-------- Data for this task --------

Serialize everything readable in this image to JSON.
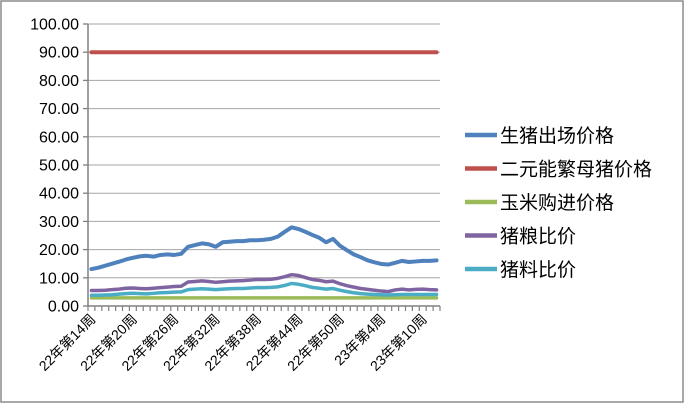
{
  "chart_data": {
    "type": "line",
    "title": "",
    "xlabel": "",
    "ylabel": "",
    "grid": true,
    "legend_position": "right",
    "x_axis": {
      "n_points": 51,
      "tick_labels": [
        "22年第14周",
        "22年第20周",
        "22年第26周",
        "22年第32周",
        "22年第38周",
        "22年第44周",
        "22年第50周",
        "23年第4周",
        "23年第10周"
      ],
      "tick_label_indices": [
        0,
        6,
        12,
        18,
        24,
        30,
        36,
        42,
        48
      ]
    },
    "y_axis": {
      "min": 0,
      "max": 100,
      "step": 10,
      "tick_labels": [
        "100.00",
        "90.00",
        "80.00",
        "70.00",
        "60.00",
        "50.00",
        "40.00",
        "30.00",
        "20.00",
        "10.00",
        "0.00"
      ]
    },
    "series": [
      {
        "name": "生猪出场价格",
        "color": "#4F81BD",
        "values": [
          13.1,
          13.6,
          14.3,
          15.0,
          15.7,
          16.5,
          17.1,
          17.6,
          17.8,
          17.5,
          18.1,
          18.3,
          18.1,
          18.5,
          21.0,
          21.6,
          22.2,
          21.9,
          21.0,
          22.6,
          22.8,
          23.0,
          23.0,
          23.3,
          23.3,
          23.5,
          23.8,
          24.6,
          26.3,
          27.9,
          27.3,
          26.3,
          25.2,
          24.2,
          22.6,
          23.8,
          21.4,
          19.8,
          18.3,
          17.3,
          16.2,
          15.5,
          14.9,
          14.7,
          15.3,
          16.0,
          15.6,
          15.8,
          16.0,
          16.0,
          16.2
        ]
      },
      {
        "name": "二元能繁母猪价格",
        "color": "#C0504D",
        "values": [
          90,
          90,
          90,
          90,
          90,
          90,
          90,
          90,
          90,
          90,
          90,
          90,
          90,
          90,
          90,
          90,
          90,
          90,
          90,
          90,
          90,
          90,
          90,
          90,
          90,
          90,
          90,
          90,
          90,
          90,
          90,
          90,
          90,
          90,
          90,
          90,
          90,
          90,
          90,
          90,
          90,
          90,
          90,
          90,
          90,
          90,
          90,
          90,
          90,
          90,
          90
        ]
      },
      {
        "name": "玉米购进价格",
        "color": "#9BBB59",
        "values": [
          2.9,
          2.9,
          2.9,
          2.9,
          2.9,
          2.9,
          2.9,
          2.9,
          2.9,
          2.9,
          2.9,
          2.9,
          2.9,
          2.9,
          2.9,
          2.9,
          2.9,
          2.9,
          2.9,
          2.9,
          2.9,
          2.9,
          2.9,
          2.9,
          2.9,
          2.9,
          2.9,
          2.9,
          2.9,
          2.9,
          2.9,
          2.9,
          2.9,
          2.9,
          2.9,
          2.9,
          2.9,
          2.9,
          2.9,
          2.9,
          2.9,
          2.9,
          2.9,
          2.9,
          2.9,
          2.9,
          2.9,
          2.9,
          2.9,
          2.9,
          2.9
        ]
      },
      {
        "name": "猪粮比价",
        "color": "#8064A2",
        "values": [
          5.5,
          5.5,
          5.6,
          5.8,
          6.0,
          6.3,
          6.4,
          6.2,
          6.1,
          6.3,
          6.5,
          6.7,
          6.9,
          7.0,
          8.5,
          8.7,
          8.9,
          8.7,
          8.4,
          8.6,
          8.8,
          8.9,
          9.0,
          9.2,
          9.4,
          9.4,
          9.5,
          9.8,
          10.4,
          11.1,
          10.8,
          10.1,
          9.4,
          9.1,
          8.6,
          8.8,
          7.9,
          7.2,
          6.7,
          6.2,
          5.9,
          5.6,
          5.3,
          5.1,
          5.7,
          6.0,
          5.7,
          5.9,
          6.0,
          5.8,
          5.7
        ]
      },
      {
        "name": "猪料比价",
        "color": "#4BACC6",
        "values": [
          3.8,
          3.8,
          3.9,
          4.0,
          4.2,
          4.4,
          4.5,
          4.4,
          4.3,
          4.5,
          4.7,
          4.8,
          4.9,
          5.0,
          5.8,
          6.0,
          6.1,
          6.0,
          5.8,
          6.0,
          6.1,
          6.2,
          6.2,
          6.4,
          6.5,
          6.5,
          6.6,
          6.8,
          7.3,
          8.0,
          7.7,
          7.2,
          6.6,
          6.3,
          6.0,
          6.2,
          5.6,
          5.1,
          4.7,
          4.4,
          4.2,
          4.1,
          4.0,
          3.9,
          4.0,
          4.1,
          4.1,
          4.1,
          4.1,
          4.1,
          4.1
        ]
      }
    ],
    "colors": {
      "background": "#FFFFFF",
      "gridline": "#A6A6A6",
      "axis": "#808080",
      "tick_text": "#000000",
      "border": "#8C8C8C"
    }
  }
}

--------

*Given task*
Quote every record above exactly, leaving out the pictures.

*Result for this task*
Serialize everything readable in this image to JSON.
{
  "chart_data": {
    "type": "line",
    "title": "",
    "xlabel": "",
    "ylabel": "",
    "grid": true,
    "legend_position": "right",
    "x_axis": {
      "n_points": 51,
      "tick_labels": [
        "22年第14周",
        "22年第20周",
        "22年第26周",
        "22年第32周",
        "22年第38周",
        "22年第44周",
        "22年第50周",
        "23年第4周",
        "23年第10周"
      ],
      "tick_label_indices": [
        0,
        6,
        12,
        18,
        24,
        30,
        36,
        42,
        48
      ]
    },
    "y_axis": {
      "min": 0,
      "max": 100,
      "step": 10,
      "tick_labels": [
        "100.00",
        "90.00",
        "80.00",
        "70.00",
        "60.00",
        "50.00",
        "40.00",
        "30.00",
        "20.00",
        "10.00",
        "0.00"
      ]
    },
    "series": [
      {
        "name": "生猪出场价格",
        "color": "#4F81BD",
        "values": [
          13.1,
          13.6,
          14.3,
          15.0,
          15.7,
          16.5,
          17.1,
          17.6,
          17.8,
          17.5,
          18.1,
          18.3,
          18.1,
          18.5,
          21.0,
          21.6,
          22.2,
          21.9,
          21.0,
          22.6,
          22.8,
          23.0,
          23.0,
          23.3,
          23.3,
          23.5,
          23.8,
          24.6,
          26.3,
          27.9,
          27.3,
          26.3,
          25.2,
          24.2,
          22.6,
          23.8,
          21.4,
          19.8,
          18.3,
          17.3,
          16.2,
          15.5,
          14.9,
          14.7,
          15.3,
          16.0,
          15.6,
          15.8,
          16.0,
          16.0,
          16.2
        ]
      },
      {
        "name": "二元能繁母猪价格",
        "color": "#C0504D",
        "values": [
          90,
          90,
          90,
          90,
          90,
          90,
          90,
          90,
          90,
          90,
          90,
          90,
          90,
          90,
          90,
          90,
          90,
          90,
          90,
          90,
          90,
          90,
          90,
          90,
          90,
          90,
          90,
          90,
          90,
          90,
          90,
          90,
          90,
          90,
          90,
          90,
          90,
          90,
          90,
          90,
          90,
          90,
          90,
          90,
          90,
          90,
          90,
          90,
          90,
          90,
          90
        ]
      },
      {
        "name": "玉米购进价格",
        "color": "#9BBB59",
        "values": [
          2.9,
          2.9,
          2.9,
          2.9,
          2.9,
          2.9,
          2.9,
          2.9,
          2.9,
          2.9,
          2.9,
          2.9,
          2.9,
          2.9,
          2.9,
          2.9,
          2.9,
          2.9,
          2.9,
          2.9,
          2.9,
          2.9,
          2.9,
          2.9,
          2.9,
          2.9,
          2.9,
          2.9,
          2.9,
          2.9,
          2.9,
          2.9,
          2.9,
          2.9,
          2.9,
          2.9,
          2.9,
          2.9,
          2.9,
          2.9,
          2.9,
          2.9,
          2.9,
          2.9,
          2.9,
          2.9,
          2.9,
          2.9,
          2.9,
          2.9,
          2.9
        ]
      },
      {
        "name": "猪粮比价",
        "color": "#8064A2",
        "values": [
          5.5,
          5.5,
          5.6,
          5.8,
          6.0,
          6.3,
          6.4,
          6.2,
          6.1,
          6.3,
          6.5,
          6.7,
          6.9,
          7.0,
          8.5,
          8.7,
          8.9,
          8.7,
          8.4,
          8.6,
          8.8,
          8.9,
          9.0,
          9.2,
          9.4,
          9.4,
          9.5,
          9.8,
          10.4,
          11.1,
          10.8,
          10.1,
          9.4,
          9.1,
          8.6,
          8.8,
          7.9,
          7.2,
          6.7,
          6.2,
          5.9,
          5.6,
          5.3,
          5.1,
          5.7,
          6.0,
          5.7,
          5.9,
          6.0,
          5.8,
          5.7
        ]
      },
      {
        "name": "猪料比价",
        "color": "#4BACC6",
        "values": [
          3.8,
          3.8,
          3.9,
          4.0,
          4.2,
          4.4,
          4.5,
          4.4,
          4.3,
          4.5,
          4.7,
          4.8,
          4.9,
          5.0,
          5.8,
          6.0,
          6.1,
          6.0,
          5.8,
          6.0,
          6.1,
          6.2,
          6.2,
          6.4,
          6.5,
          6.5,
          6.6,
          6.8,
          7.3,
          8.0,
          7.7,
          7.2,
          6.6,
          6.3,
          6.0,
          6.2,
          5.6,
          5.1,
          4.7,
          4.4,
          4.2,
          4.1,
          4.0,
          3.9,
          4.0,
          4.1,
          4.1,
          4.1,
          4.1,
          4.1,
          4.1
        ]
      }
    ],
    "colors": {
      "background": "#FFFFFF",
      "gridline": "#A6A6A6",
      "axis": "#808080",
      "tick_text": "#000000",
      "border": "#8C8C8C"
    }
  }
}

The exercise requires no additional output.